_Requirements:_ Sort through the data and copy the lines holding the word "bouton".

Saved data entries
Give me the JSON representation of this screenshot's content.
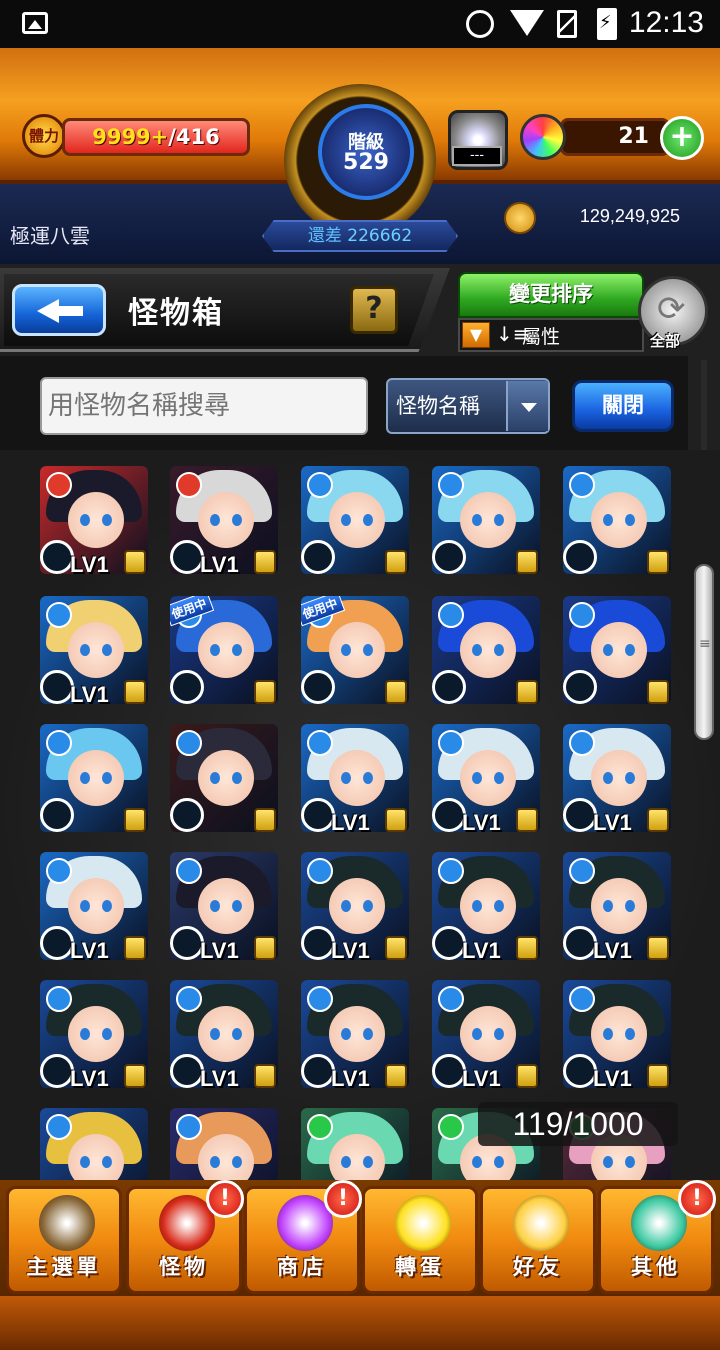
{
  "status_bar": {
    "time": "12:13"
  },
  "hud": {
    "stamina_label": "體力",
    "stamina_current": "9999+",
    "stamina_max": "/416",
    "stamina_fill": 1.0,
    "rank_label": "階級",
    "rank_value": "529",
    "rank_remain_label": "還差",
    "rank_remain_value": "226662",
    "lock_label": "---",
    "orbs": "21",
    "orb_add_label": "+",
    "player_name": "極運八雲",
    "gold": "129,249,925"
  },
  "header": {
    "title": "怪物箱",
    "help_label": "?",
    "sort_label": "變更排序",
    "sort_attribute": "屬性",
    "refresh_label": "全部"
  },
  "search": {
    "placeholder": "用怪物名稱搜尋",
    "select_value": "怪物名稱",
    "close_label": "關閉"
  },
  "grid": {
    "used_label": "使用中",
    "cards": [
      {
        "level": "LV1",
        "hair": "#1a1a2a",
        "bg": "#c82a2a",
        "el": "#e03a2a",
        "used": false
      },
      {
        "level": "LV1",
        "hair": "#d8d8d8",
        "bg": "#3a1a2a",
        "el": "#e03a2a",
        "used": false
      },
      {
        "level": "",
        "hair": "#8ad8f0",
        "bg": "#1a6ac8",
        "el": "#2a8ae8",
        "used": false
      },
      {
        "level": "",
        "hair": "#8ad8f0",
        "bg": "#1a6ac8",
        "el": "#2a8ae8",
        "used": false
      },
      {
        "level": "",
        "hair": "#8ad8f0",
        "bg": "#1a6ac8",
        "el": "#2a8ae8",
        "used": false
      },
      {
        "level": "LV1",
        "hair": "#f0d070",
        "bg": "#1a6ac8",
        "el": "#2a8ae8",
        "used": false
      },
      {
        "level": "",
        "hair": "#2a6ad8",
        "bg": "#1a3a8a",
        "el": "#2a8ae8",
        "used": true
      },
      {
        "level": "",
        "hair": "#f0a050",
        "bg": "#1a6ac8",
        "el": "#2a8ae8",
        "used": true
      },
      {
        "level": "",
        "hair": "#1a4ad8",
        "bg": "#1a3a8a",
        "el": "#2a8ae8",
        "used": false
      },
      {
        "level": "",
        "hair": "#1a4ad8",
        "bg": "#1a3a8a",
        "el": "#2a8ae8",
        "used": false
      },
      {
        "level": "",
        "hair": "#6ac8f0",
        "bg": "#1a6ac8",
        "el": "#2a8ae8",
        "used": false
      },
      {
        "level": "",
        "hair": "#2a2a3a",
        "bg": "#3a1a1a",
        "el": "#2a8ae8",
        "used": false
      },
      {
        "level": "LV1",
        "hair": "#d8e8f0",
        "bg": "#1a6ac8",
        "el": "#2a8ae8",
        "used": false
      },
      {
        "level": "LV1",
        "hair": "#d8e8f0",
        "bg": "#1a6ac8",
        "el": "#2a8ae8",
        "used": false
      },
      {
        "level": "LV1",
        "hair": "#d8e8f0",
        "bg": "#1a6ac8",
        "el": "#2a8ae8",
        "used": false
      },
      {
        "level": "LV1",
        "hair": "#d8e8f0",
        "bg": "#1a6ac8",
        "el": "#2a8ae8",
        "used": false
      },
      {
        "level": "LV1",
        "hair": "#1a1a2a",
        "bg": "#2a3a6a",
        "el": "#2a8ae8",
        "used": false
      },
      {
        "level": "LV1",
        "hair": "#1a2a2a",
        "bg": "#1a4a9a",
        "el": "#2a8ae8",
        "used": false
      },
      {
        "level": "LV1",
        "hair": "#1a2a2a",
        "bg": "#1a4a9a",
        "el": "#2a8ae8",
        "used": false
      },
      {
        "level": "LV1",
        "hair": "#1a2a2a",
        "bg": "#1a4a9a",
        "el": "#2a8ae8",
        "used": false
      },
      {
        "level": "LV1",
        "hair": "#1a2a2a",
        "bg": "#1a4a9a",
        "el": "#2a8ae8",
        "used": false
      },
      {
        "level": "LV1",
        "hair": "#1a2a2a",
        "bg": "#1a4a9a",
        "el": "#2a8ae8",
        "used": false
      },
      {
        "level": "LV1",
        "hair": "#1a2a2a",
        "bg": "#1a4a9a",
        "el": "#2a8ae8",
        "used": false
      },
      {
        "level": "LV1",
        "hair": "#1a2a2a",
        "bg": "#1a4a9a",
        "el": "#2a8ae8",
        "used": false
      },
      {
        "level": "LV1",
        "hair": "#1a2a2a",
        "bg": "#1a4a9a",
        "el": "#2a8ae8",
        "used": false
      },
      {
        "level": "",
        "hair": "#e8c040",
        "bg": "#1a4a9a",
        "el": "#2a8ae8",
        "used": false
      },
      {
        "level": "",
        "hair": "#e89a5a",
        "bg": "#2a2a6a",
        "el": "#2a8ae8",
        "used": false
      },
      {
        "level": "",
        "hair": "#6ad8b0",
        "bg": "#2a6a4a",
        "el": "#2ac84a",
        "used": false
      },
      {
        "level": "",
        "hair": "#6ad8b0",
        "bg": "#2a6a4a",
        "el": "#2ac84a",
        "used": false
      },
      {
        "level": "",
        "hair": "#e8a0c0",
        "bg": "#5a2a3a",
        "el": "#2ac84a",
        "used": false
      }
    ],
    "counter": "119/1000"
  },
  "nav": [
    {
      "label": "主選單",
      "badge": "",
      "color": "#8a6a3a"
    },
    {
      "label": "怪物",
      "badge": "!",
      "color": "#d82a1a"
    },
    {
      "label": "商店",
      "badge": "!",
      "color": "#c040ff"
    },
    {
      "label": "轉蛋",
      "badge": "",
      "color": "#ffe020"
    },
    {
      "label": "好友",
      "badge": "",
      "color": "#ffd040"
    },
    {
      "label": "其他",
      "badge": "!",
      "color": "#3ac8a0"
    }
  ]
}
--
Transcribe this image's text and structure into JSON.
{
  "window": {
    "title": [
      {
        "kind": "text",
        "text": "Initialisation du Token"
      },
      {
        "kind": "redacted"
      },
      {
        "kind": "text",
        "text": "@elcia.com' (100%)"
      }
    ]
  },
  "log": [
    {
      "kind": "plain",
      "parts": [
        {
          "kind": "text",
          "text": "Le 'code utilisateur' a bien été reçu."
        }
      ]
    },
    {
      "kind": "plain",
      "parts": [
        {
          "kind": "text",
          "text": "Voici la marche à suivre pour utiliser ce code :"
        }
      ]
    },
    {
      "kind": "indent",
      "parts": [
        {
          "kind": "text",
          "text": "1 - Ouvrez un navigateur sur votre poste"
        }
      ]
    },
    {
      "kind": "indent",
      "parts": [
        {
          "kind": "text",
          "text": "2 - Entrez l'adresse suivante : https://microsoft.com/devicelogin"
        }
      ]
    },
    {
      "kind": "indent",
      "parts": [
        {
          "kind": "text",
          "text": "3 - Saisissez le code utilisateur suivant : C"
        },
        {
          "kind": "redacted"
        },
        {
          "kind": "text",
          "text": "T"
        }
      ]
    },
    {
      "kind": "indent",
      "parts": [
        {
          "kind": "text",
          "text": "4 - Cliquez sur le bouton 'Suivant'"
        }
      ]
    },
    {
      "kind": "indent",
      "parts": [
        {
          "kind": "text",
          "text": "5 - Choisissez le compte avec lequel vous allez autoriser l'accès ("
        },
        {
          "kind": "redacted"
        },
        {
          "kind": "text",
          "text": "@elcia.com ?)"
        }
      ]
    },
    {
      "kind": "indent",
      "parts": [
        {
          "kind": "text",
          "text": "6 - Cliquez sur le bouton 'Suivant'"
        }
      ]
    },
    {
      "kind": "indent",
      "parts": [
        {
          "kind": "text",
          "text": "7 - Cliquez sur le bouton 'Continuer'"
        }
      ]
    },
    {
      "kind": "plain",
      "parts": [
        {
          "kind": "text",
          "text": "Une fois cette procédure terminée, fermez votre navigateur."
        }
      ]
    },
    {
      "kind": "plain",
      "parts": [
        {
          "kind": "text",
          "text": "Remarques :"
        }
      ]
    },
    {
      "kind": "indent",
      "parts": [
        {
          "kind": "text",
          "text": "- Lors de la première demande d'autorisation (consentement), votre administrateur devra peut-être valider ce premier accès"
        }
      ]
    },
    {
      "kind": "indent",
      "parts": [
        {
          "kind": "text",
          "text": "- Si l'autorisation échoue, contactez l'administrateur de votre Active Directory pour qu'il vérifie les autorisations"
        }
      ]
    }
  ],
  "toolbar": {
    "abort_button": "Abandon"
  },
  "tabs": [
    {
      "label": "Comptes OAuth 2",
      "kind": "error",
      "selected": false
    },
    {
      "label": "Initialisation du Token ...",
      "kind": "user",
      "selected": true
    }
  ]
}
---
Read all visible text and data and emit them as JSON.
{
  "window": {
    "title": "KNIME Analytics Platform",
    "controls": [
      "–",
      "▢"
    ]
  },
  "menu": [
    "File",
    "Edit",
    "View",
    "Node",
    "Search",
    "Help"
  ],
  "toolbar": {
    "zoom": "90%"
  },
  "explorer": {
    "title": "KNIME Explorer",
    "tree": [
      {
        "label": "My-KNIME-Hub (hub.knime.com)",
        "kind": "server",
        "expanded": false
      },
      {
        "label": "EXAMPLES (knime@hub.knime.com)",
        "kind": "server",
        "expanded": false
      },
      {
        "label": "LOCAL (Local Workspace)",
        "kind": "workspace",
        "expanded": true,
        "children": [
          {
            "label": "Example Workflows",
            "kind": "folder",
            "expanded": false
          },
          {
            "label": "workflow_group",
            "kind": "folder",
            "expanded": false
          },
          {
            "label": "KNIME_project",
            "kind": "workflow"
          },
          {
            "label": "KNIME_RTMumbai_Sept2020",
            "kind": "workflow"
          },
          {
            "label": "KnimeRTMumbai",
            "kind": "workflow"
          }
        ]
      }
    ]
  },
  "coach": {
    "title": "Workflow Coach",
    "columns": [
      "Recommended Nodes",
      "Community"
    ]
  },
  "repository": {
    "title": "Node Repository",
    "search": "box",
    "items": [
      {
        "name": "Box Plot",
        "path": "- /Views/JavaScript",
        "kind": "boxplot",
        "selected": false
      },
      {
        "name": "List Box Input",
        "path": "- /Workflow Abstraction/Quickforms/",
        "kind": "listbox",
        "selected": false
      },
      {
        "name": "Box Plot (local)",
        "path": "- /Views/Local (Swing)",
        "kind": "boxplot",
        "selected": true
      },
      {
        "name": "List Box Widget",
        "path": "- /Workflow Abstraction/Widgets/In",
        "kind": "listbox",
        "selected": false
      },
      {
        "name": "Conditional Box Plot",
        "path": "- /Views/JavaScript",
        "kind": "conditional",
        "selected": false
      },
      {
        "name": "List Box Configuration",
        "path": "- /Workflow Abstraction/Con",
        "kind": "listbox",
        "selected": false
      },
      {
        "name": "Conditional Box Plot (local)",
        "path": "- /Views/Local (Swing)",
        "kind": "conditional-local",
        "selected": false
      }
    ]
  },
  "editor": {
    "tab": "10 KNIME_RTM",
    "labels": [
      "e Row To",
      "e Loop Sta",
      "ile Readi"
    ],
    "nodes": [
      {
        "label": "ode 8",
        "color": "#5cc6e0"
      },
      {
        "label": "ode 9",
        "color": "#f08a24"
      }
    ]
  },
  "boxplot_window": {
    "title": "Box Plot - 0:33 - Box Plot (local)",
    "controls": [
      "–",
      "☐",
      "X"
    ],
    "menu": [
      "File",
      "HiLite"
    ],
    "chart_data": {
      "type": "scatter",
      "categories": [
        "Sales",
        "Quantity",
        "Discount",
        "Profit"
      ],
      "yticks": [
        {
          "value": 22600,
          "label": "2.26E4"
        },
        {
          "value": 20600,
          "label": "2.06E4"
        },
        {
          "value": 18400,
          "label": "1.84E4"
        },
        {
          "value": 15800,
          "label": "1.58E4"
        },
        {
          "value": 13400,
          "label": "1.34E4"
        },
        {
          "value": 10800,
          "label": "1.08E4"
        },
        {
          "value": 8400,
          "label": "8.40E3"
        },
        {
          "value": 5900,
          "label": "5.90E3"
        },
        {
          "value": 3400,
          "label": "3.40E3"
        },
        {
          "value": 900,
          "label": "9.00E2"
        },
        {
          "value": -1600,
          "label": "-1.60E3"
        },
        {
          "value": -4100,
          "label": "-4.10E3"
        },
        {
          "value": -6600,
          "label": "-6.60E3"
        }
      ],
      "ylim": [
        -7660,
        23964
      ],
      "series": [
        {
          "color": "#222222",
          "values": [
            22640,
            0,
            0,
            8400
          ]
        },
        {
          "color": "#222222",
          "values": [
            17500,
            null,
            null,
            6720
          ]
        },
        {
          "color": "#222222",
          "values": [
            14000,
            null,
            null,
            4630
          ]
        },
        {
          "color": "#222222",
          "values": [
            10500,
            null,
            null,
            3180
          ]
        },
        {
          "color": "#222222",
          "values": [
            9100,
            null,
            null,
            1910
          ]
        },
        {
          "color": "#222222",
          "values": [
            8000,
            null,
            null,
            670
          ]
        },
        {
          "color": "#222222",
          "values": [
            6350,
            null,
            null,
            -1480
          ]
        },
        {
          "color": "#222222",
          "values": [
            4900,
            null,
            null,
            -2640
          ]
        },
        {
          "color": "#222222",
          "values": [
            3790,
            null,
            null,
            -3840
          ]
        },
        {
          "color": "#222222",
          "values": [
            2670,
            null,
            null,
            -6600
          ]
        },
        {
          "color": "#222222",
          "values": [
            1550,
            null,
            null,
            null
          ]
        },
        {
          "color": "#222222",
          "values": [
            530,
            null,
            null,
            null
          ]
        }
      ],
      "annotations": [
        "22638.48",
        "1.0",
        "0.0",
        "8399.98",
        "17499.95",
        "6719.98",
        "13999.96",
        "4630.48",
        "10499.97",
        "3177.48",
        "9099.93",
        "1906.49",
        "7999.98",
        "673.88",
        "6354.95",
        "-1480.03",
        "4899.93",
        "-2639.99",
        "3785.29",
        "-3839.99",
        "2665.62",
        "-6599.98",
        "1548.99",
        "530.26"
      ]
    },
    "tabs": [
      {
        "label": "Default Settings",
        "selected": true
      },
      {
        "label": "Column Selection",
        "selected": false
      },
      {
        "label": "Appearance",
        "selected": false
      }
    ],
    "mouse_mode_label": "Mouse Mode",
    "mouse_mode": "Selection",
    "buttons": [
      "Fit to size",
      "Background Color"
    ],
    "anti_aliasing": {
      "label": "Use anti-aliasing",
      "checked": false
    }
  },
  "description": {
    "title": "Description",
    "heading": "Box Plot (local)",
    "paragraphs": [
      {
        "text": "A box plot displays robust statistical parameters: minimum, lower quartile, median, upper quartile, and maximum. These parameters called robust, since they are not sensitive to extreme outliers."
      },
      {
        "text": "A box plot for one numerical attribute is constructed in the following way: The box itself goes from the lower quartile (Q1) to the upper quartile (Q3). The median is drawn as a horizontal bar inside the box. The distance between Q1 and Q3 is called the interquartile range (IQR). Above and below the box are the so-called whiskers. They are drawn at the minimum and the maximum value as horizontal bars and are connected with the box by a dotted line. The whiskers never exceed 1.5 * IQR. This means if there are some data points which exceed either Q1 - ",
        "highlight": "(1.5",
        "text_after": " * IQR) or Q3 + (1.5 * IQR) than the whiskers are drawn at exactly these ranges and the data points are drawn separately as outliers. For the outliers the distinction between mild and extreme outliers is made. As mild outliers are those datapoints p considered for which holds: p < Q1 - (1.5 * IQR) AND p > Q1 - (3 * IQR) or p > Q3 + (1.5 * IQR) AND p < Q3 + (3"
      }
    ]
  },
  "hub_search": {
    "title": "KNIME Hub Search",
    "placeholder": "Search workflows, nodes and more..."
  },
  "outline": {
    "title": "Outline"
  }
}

_Finished answer:_
          "text": "4 - Cliquez sur le bouton 'Suivant'"
          "text": "6 - Cliquez sur le bouton 'Suivant'"
          "text": "7 - Cliquez sur le bouton 'Continuer'"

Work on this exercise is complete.